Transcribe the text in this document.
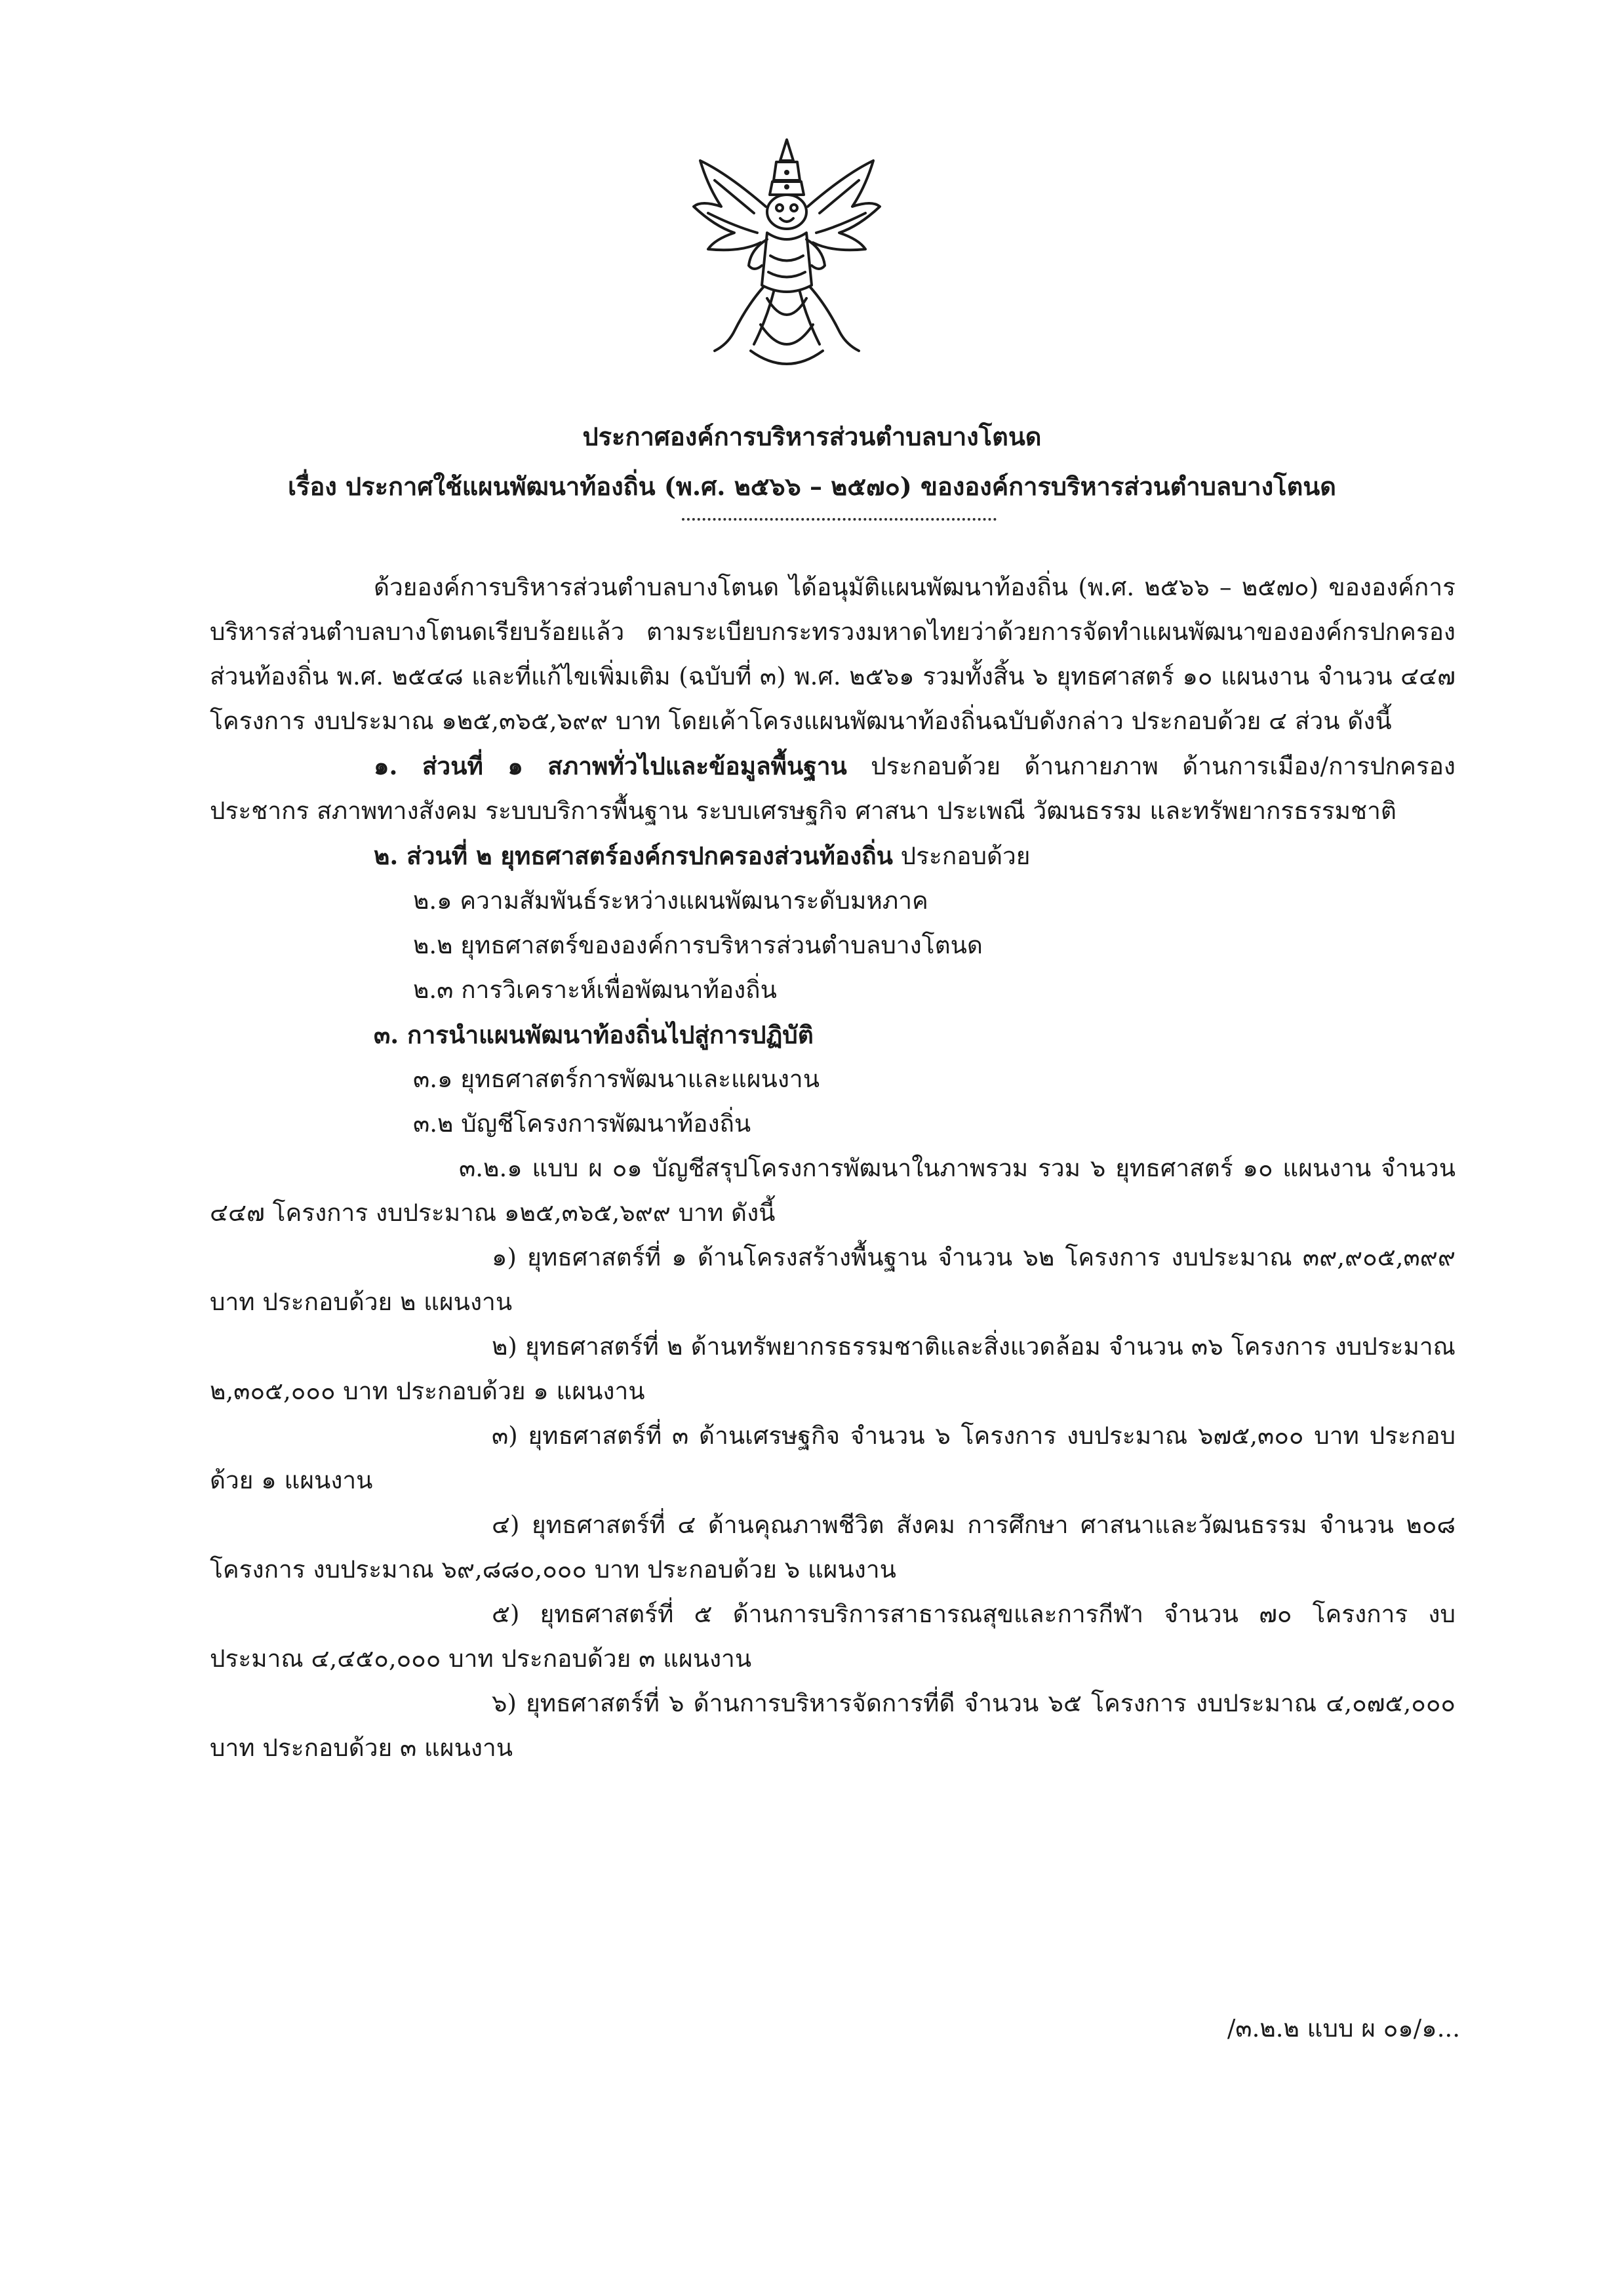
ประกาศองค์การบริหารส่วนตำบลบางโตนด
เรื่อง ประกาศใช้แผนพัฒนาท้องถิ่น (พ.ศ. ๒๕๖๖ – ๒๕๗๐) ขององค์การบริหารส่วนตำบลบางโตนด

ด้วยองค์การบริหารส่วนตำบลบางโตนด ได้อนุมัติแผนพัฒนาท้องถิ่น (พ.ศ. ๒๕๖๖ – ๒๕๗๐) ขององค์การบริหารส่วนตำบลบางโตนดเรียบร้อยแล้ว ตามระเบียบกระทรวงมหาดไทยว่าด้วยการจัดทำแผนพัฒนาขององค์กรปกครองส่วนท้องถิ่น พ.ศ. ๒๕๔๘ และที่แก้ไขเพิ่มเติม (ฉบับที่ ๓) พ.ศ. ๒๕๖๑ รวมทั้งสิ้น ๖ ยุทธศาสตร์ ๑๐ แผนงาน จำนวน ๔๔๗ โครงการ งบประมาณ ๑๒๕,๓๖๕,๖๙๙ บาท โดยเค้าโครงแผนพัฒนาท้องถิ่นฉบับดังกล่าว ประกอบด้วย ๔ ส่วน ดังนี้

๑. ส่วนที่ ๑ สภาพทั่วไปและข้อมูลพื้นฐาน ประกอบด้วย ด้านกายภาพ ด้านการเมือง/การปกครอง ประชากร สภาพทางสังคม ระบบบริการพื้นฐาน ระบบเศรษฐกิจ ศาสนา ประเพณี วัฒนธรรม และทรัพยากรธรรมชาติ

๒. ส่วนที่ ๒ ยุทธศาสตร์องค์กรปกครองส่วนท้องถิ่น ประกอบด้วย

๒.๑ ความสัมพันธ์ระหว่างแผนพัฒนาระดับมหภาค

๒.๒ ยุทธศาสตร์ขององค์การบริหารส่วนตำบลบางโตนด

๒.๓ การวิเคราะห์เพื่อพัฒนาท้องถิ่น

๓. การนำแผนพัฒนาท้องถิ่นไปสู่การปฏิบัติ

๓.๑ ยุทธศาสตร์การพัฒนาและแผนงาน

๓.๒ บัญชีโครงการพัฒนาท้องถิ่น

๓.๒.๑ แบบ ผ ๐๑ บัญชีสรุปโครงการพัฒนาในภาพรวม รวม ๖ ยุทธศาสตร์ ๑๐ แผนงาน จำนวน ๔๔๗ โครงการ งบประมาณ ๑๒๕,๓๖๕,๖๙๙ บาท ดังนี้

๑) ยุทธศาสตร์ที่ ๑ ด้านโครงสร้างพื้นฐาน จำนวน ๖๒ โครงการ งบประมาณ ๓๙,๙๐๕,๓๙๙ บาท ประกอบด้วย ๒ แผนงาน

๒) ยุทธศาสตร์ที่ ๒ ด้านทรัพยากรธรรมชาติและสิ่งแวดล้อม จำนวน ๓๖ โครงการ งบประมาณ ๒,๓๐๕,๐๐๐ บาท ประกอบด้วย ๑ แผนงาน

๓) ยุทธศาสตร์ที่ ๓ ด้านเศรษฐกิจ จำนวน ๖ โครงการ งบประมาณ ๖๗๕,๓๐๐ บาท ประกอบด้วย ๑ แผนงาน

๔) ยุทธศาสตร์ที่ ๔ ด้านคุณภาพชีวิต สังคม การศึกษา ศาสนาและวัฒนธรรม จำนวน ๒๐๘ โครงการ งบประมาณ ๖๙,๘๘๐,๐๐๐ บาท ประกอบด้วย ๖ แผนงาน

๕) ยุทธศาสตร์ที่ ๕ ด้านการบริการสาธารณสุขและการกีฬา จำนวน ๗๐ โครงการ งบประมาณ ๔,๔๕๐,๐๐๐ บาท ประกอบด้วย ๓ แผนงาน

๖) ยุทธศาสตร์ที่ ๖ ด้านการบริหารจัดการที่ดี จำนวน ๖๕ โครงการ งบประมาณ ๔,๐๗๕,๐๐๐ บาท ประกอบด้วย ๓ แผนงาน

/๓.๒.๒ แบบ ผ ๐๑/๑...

*Written exercise:* Will you set down the records word for word while leaving out every picture?

*Final result:*
Transcribe the text in this document.
ประกาศองค์การบริหารส่วนตำบลบางโตนด
เรื่อง ประกาศใช้แผนพัฒนาท้องถิ่น (พ.ศ. ๒๕๖๖ – ๒๕๗๐) ขององค์การบริหารส่วนตำบลบางโตนด

ด้วยองค์การบริหารส่วนตำบลบางโตนด ได้อนุมัติแผนพัฒนาท้องถิ่น (พ.ศ. ๒๕๖๖ – ๒๕๗๐) ขององค์การบริหารส่วนตำบลบางโตนดเรียบร้อยแล้ว ตามระเบียบกระทรวงมหาดไทยว่าด้วยการจัดทำแผนพัฒนาขององค์กรปกครองส่วนท้องถิ่น พ.ศ. ๒๕๔๘ และที่แก้ไขเพิ่มเติม (ฉบับที่ ๓) พ.ศ. ๒๕๖๑ รวมทั้งสิ้น ๖ ยุทธศาสตร์ ๑๐ แผนงาน จำนวน ๔๔๗ โครงการ งบประมาณ ๑๒๕,๓๖๕,๖๙๙ บาท โดยเค้าโครงแผนพัฒนาท้องถิ่นฉบับดังกล่าว ประกอบด้วย ๔ ส่วน ดังนี้

๑. ส่วนที่ ๑ สภาพทั่วไปและข้อมูลพื้นฐาน ประกอบด้วย ด้านกายภาพ ด้านการเมือง/การปกครอง ประชากร สภาพทางสังคม ระบบบริการพื้นฐาน ระบบเศรษฐกิจ ศาสนา ประเพณี วัฒนธรรม และทรัพยากรธรรมชาติ

๒. ส่วนที่ ๒ ยุทธศาสตร์องค์กรปกครองส่วนท้องถิ่น ประกอบด้วย

๒.๑ ความสัมพันธ์ระหว่างแผนพัฒนาระดับมหภาค

๒.๒ ยุทธศาสตร์ขององค์การบริหารส่วนตำบลบางโตนด

๒.๓ การวิเคราะห์เพื่อพัฒนาท้องถิ่น

๓. การนำแผนพัฒนาท้องถิ่นไปสู่การปฏิบัติ

๓.๑ ยุทธศาสตร์การพัฒนาและแผนงาน

๓.๒ บัญชีโครงการพัฒนาท้องถิ่น

๓.๒.๑ แบบ ผ ๐๑ บัญชีสรุปโครงการพัฒนาในภาพรวม รวม ๖ ยุทธศาสตร์ ๑๐ แผนงาน จำนวน ๔๔๗ โครงการ งบประมาณ ๑๒๕,๓๖๕,๖๙๙ บาท ดังนี้

๑) ยุทธศาสตร์ที่ ๑ ด้านโครงสร้างพื้นฐาน จำนวน ๖๒ โครงการ งบประมาณ ๓๙,๙๐๕,๓๙๙ บาท ประกอบด้วย ๒ แผนงาน

๒) ยุทธศาสตร์ที่ ๒ ด้านทรัพยากรธรรมชาติและสิ่งแวดล้อม จำนวน ๓๖ โครงการ งบประมาณ ๒,๓๐๕,๐๐๐ บาท ประกอบด้วย ๑ แผนงาน

๓) ยุทธศาสตร์ที่ ๓ ด้านเศรษฐกิจ จำนวน ๖ โครงการ งบประมาณ ๖๗๕,๓๐๐ บาท ประกอบด้วย ๑ แผนงาน

๔) ยุทธศาสตร์ที่ ๔ ด้านคุณภาพชีวิต สังคม การศึกษา ศาสนาและวัฒนธรรม จำนวน ๒๐๘ โครงการ งบประมาณ ๖๙,๘๘๐,๐๐๐ บาท ประกอบด้วย ๖ แผนงาน

๕) ยุทธศาสตร์ที่ ๕ ด้านการบริการสาธารณสุขและการกีฬา จำนวน ๗๐ โครงการ งบประมาณ ๔,๔๕๐,๐๐๐ บาท ประกอบด้วย ๓ แผนงาน

๖) ยุทธศาสตร์ที่ ๖ ด้านการบริหารจัดการที่ดี จำนวน ๖๕ โครงการ งบประมาณ ๔,๐๗๕,๐๐๐ บาท ประกอบด้วย ๓ แผนงาน

/๓.๒.๒ แบบ ผ ๐๑/๑...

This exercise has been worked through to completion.